TO DO: Copy each line of the data below with the word "Giảng".

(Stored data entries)
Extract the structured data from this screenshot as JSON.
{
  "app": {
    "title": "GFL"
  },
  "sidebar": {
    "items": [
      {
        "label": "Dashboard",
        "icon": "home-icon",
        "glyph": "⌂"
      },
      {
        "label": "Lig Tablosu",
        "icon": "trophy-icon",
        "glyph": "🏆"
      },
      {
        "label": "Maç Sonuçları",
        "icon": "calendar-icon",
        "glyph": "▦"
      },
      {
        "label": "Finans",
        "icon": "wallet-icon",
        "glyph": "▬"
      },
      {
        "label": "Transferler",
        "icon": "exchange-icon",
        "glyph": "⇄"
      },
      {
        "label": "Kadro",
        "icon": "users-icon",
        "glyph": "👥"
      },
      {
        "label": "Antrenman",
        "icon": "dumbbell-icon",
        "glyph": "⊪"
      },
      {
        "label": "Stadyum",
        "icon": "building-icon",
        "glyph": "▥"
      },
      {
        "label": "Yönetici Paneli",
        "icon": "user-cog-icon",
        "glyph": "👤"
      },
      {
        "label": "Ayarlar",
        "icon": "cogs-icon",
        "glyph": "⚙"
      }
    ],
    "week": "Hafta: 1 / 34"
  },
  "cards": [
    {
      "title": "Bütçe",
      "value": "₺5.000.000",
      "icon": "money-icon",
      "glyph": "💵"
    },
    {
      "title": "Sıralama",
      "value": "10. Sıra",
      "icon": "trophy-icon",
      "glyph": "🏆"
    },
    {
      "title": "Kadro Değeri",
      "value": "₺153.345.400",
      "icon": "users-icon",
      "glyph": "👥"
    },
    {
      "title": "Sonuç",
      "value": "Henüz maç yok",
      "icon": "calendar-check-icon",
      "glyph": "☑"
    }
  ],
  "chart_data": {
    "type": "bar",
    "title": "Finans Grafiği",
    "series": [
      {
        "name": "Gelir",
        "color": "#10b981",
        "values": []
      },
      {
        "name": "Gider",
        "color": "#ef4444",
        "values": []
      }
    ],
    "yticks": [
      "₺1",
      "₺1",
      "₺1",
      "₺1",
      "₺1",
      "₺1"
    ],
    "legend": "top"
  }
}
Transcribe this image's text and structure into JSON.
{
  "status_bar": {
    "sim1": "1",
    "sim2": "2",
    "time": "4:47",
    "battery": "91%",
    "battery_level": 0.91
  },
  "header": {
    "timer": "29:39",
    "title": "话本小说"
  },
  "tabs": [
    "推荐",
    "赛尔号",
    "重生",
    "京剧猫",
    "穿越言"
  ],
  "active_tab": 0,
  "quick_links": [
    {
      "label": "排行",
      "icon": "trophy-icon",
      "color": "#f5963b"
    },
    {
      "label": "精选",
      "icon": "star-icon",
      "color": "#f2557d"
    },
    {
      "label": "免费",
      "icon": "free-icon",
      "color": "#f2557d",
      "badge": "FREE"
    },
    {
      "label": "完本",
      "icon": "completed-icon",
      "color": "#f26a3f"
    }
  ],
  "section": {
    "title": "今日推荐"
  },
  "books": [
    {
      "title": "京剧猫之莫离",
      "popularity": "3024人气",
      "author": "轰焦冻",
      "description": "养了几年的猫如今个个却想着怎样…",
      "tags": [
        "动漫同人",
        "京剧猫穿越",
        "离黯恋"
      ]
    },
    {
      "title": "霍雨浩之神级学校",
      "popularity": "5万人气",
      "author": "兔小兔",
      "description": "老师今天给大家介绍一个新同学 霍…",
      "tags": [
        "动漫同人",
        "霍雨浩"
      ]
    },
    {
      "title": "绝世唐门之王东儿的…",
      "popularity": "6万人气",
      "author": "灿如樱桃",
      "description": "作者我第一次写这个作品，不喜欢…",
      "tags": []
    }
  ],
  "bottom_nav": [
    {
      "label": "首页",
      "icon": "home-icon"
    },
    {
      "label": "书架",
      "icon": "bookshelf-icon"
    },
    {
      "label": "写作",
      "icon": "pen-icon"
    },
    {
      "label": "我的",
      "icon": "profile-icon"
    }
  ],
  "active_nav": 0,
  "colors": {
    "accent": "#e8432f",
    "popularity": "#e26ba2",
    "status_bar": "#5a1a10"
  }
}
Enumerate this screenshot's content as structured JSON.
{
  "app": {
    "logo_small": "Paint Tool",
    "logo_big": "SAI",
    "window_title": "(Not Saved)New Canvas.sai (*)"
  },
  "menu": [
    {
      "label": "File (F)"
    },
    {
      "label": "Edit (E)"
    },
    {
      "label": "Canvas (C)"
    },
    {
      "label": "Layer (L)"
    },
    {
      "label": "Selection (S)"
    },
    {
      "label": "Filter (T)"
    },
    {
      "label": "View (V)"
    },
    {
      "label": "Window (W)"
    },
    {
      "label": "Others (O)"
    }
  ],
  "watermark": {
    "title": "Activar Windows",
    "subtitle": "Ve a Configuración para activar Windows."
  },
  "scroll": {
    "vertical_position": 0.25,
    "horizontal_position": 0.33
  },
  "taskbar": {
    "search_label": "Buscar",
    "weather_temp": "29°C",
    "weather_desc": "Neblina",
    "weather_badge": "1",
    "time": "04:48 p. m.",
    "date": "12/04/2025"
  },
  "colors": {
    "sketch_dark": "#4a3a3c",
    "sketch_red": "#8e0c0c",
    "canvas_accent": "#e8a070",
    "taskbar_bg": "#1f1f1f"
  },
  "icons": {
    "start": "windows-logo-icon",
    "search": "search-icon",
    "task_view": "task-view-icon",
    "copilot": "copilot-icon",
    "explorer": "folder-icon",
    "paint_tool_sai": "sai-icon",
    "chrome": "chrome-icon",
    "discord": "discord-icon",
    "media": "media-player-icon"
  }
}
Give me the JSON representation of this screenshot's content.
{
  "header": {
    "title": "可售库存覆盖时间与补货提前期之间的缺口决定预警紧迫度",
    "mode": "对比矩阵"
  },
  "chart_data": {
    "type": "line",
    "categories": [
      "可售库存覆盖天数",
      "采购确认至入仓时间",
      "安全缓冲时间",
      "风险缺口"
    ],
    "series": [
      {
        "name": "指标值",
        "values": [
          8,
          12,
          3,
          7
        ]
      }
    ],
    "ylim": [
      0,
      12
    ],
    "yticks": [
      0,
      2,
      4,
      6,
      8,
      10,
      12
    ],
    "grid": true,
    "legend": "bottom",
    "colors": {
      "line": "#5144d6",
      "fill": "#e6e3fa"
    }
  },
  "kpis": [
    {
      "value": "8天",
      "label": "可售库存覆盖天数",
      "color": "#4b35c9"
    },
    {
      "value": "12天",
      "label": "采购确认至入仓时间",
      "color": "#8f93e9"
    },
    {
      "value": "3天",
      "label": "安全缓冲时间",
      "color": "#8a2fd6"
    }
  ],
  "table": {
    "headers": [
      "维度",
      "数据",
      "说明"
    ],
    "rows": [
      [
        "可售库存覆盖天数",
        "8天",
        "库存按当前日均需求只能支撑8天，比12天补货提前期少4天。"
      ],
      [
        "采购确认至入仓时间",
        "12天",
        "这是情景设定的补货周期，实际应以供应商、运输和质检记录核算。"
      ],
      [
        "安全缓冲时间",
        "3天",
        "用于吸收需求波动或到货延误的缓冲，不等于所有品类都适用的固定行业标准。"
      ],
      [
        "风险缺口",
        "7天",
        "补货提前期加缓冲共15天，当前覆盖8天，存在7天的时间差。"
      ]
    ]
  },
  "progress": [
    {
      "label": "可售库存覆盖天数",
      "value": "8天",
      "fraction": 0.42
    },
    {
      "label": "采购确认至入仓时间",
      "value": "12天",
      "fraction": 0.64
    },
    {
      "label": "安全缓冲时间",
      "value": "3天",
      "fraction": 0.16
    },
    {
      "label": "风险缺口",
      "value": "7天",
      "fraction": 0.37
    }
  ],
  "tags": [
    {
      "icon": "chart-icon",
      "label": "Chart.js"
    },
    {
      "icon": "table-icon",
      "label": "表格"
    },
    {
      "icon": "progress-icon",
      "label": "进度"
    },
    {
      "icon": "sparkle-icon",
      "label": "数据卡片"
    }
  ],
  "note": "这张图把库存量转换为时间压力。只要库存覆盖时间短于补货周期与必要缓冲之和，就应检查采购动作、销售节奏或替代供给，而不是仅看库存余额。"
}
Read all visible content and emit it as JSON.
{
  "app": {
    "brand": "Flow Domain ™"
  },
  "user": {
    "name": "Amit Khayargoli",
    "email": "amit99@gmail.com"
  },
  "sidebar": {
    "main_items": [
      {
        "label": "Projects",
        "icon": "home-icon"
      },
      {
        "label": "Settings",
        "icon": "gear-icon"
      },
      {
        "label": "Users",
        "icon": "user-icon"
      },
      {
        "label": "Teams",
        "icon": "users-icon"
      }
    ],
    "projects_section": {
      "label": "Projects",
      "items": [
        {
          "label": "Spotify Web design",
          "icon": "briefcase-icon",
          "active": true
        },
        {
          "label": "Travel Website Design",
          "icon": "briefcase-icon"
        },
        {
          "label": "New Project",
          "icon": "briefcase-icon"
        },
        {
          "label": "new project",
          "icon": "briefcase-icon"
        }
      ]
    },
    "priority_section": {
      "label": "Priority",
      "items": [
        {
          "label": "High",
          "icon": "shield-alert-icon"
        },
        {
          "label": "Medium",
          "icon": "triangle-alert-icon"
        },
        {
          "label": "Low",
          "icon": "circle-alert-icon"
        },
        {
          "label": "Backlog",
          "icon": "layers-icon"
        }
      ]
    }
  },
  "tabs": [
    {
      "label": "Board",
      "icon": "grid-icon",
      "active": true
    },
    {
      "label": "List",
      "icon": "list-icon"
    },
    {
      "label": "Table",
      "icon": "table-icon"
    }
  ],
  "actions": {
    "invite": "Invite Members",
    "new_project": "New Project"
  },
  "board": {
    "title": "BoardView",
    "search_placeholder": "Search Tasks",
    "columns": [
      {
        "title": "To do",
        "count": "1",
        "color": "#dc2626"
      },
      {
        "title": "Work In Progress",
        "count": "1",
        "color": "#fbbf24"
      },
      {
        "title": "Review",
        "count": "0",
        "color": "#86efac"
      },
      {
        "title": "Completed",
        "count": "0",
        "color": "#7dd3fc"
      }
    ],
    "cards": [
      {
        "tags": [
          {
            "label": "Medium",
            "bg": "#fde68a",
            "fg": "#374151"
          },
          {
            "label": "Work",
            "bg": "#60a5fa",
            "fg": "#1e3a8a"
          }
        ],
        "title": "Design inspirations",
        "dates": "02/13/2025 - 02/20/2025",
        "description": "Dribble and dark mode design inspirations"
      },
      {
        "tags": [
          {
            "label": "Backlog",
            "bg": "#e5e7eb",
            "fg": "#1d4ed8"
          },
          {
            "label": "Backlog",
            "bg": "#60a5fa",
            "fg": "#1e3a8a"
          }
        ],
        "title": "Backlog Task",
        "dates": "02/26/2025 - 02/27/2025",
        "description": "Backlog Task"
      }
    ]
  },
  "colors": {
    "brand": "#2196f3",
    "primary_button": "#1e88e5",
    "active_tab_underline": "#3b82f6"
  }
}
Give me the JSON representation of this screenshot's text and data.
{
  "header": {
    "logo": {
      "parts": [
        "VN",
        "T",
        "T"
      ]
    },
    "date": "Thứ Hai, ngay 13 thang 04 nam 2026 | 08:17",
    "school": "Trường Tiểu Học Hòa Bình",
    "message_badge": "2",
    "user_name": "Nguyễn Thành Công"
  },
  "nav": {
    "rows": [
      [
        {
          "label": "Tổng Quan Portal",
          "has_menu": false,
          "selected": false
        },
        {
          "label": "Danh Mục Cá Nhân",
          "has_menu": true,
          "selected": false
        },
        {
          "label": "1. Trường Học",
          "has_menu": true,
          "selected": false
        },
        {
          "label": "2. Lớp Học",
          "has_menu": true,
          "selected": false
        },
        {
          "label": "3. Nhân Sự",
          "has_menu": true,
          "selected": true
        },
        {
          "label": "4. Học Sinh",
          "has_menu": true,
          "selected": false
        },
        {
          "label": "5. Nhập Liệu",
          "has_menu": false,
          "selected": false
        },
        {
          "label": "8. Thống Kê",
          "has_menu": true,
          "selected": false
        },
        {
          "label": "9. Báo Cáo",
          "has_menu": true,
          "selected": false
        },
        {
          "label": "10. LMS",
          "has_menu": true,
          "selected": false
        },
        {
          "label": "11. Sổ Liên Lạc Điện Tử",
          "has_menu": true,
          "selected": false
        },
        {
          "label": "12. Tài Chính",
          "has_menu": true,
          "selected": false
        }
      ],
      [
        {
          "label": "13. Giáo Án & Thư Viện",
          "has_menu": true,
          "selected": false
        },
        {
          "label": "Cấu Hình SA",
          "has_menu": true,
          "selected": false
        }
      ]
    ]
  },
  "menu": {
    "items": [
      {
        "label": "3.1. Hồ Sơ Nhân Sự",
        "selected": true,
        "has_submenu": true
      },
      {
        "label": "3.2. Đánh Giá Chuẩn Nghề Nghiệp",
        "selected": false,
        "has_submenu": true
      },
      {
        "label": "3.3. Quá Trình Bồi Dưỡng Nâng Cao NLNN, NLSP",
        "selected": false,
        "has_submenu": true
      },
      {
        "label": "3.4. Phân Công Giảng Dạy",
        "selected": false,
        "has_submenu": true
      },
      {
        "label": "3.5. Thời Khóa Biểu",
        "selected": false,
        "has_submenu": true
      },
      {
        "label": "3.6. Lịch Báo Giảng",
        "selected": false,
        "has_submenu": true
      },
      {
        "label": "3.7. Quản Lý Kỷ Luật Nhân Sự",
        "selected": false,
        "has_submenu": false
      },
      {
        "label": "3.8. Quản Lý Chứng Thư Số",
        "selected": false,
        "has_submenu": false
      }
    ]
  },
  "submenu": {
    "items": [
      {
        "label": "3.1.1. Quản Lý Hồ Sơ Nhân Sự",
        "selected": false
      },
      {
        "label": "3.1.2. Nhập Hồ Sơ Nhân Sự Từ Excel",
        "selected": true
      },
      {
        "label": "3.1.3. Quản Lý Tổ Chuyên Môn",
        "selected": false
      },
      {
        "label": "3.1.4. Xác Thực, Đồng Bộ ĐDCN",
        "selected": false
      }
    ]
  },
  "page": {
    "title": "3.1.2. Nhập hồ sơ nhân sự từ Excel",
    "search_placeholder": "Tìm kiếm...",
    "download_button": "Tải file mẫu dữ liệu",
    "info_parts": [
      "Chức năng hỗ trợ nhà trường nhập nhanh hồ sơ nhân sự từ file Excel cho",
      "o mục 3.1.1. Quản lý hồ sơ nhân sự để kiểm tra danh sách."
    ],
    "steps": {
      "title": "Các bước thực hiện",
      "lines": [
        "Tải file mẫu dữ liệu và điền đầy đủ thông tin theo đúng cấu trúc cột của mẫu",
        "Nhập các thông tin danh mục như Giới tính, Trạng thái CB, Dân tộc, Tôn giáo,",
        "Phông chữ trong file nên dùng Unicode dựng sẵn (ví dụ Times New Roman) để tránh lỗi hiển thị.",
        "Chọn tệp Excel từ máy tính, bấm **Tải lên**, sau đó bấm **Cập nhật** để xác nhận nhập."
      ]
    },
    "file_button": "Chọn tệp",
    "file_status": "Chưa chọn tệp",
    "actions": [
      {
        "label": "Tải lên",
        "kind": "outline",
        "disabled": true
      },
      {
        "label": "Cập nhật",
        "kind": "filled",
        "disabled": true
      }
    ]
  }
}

RESULT OF THE EXERCISE:
        "label": "3.4. Phân Công Giảng Dạy",
        "label": "3.6. Lịch Báo Giảng",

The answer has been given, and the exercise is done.